◆ Exercise ◆
Your task is to output the listing word for word, with pictures excluded.
--- Dataset entries ---
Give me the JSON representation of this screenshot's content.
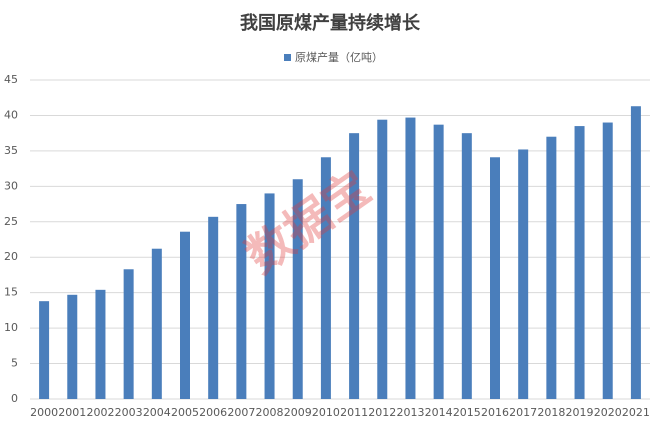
{
  "chart_data": {
    "type": "bar",
    "title": "我国原煤产量持续增长",
    "watermark": "数据宝",
    "categories": [
      "2000",
      "2001",
      "2002",
      "2003",
      "2004",
      "2005",
      "2006",
      "2007",
      "2008",
      "2009",
      "2010",
      "2011",
      "2012",
      "2013",
      "2014",
      "2015",
      "2016",
      "2017",
      "2018",
      "2019",
      "2020",
      "2021"
    ],
    "series": [
      {
        "name": "原煤产量（亿吨）",
        "color": "#4a7ebb",
        "values": [
          13.8,
          14.7,
          15.4,
          18.3,
          21.2,
          23.6,
          25.7,
          27.5,
          29.0,
          31.0,
          34.1,
          37.5,
          39.4,
          39.7,
          38.7,
          37.5,
          34.1,
          35.2,
          37.0,
          38.5,
          39.0,
          41.3
        ]
      }
    ],
    "ylim": [
      0,
      45
    ],
    "yticks": [
      0,
      5,
      10,
      15,
      20,
      25,
      30,
      35,
      40,
      45
    ],
    "grid": true
  }
}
---
◆ Exercise answer ◆
Give me the JSON representation of this screenshot's content.
{
  "chart_data": {
    "type": "bar",
    "title": "我国原煤产量持续增长",
    "watermark": "数据宝",
    "categories": [
      "2000",
      "2001",
      "2002",
      "2003",
      "2004",
      "2005",
      "2006",
      "2007",
      "2008",
      "2009",
      "2010",
      "2011",
      "2012",
      "2013",
      "2014",
      "2015",
      "2016",
      "2017",
      "2018",
      "2019",
      "2020",
      "2021"
    ],
    "series": [
      {
        "name": "原煤产量（亿吨）",
        "color": "#4a7ebb",
        "values": [
          13.8,
          14.7,
          15.4,
          18.3,
          21.2,
          23.6,
          25.7,
          27.5,
          29.0,
          31.0,
          34.1,
          37.5,
          39.4,
          39.7,
          38.7,
          37.5,
          34.1,
          35.2,
          37.0,
          38.5,
          39.0,
          41.3
        ]
      }
    ],
    "ylim": [
      0,
      45
    ],
    "yticks": [
      0,
      5,
      10,
      15,
      20,
      25,
      30,
      35,
      40,
      45
    ],
    "grid": true
  }
}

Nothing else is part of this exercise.